Report how many lines of these entries hold the string "semaines"; reply with the number alone.

>> BEGIN Task material

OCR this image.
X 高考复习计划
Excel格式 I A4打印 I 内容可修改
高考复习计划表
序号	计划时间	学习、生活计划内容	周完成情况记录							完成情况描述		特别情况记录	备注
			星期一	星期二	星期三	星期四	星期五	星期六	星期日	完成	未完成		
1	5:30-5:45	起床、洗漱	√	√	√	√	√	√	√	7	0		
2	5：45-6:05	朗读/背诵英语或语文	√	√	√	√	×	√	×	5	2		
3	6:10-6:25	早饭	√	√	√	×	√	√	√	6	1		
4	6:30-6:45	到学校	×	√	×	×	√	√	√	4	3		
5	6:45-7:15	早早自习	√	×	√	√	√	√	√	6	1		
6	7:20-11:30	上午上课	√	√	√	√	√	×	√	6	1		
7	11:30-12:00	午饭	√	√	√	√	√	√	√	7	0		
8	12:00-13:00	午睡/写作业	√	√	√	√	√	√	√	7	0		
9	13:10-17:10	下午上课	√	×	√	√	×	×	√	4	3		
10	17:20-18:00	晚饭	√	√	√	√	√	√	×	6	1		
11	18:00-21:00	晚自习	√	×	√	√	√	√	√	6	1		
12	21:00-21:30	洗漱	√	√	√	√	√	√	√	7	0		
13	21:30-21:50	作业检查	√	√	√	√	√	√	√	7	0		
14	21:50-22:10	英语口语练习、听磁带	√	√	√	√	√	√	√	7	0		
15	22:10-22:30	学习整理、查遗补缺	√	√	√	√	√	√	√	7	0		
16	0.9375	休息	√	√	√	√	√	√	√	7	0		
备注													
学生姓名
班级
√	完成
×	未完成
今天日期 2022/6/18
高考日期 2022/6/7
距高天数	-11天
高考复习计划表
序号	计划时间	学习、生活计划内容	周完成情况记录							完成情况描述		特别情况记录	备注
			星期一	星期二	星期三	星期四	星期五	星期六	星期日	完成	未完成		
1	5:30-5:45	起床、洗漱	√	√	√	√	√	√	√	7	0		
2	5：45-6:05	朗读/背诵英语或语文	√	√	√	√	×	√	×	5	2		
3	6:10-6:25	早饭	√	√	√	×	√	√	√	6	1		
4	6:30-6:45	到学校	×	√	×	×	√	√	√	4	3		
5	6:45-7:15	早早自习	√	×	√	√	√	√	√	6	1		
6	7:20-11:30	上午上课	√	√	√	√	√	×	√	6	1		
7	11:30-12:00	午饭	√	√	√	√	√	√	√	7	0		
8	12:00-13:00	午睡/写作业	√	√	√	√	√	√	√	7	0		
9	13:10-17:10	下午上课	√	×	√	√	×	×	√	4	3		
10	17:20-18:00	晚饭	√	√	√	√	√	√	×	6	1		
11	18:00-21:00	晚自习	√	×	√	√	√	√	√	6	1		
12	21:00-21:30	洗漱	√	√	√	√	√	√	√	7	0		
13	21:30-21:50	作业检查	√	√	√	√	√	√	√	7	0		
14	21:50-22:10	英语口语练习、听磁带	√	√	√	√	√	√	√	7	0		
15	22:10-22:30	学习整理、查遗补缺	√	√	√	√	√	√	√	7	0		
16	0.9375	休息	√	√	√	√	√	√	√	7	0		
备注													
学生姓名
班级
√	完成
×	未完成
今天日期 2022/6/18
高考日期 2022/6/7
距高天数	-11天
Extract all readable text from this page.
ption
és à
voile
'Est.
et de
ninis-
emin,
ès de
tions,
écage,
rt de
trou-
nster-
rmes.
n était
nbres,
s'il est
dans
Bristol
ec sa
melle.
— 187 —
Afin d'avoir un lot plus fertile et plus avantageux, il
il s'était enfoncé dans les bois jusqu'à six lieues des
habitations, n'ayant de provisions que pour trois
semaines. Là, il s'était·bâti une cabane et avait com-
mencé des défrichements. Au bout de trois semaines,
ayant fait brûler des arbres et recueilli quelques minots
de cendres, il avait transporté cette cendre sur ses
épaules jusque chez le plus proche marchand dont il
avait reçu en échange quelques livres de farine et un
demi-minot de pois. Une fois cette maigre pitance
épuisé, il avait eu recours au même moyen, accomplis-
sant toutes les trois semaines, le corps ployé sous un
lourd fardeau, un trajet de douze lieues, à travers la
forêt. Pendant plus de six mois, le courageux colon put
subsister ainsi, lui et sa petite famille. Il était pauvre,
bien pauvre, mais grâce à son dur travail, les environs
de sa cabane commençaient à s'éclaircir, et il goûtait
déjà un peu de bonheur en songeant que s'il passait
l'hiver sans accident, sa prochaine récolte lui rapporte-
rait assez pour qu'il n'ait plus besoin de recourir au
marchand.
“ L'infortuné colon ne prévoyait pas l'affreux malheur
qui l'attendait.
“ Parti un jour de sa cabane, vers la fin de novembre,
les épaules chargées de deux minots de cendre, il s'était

>> END Task material

▶ **Solution**:
3